EXERCISE INSTRUCTIONS:
Repeat every record below exactly, omitting any pictures.

RECORDS FOR PROCESSING:
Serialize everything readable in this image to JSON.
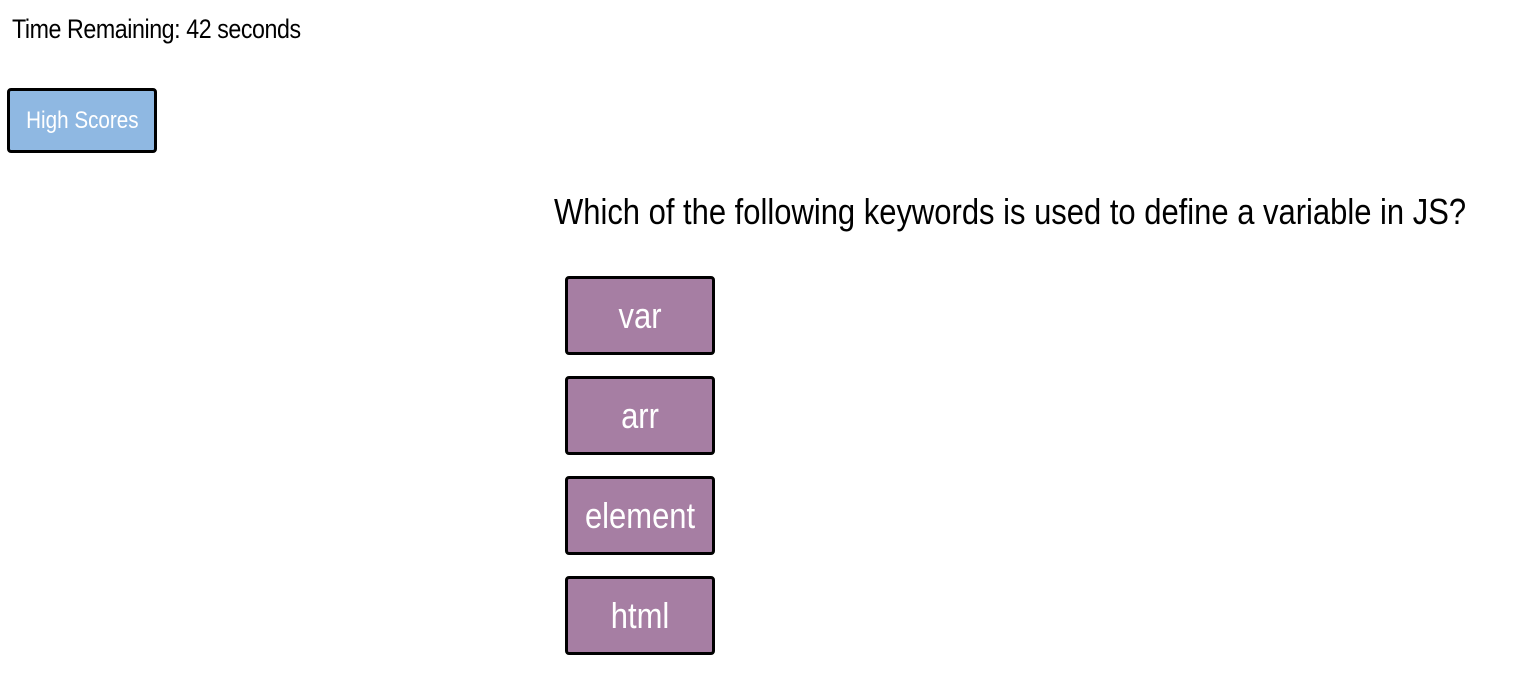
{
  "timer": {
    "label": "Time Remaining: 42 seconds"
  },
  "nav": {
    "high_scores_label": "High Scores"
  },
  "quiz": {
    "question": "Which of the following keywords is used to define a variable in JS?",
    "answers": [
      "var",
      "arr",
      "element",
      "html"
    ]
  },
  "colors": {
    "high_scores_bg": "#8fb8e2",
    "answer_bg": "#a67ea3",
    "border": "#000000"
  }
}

SOLUTION:
Serialize everything readable in this image to JSON.
{
  "timer": {
    "label": "Time Remaining: 42 seconds"
  },
  "nav": {
    "high_scores_label": "High Scores"
  },
  "quiz": {
    "question": "Which of the following keywords is used to define a variable in JS?",
    "answers": [
      "var",
      "arr",
      "element",
      "html"
    ]
  },
  "colors": {
    "high_scores_bg": "#8fb8e2",
    "answer_bg": "#a67ea3",
    "border": "#000000"
  }
}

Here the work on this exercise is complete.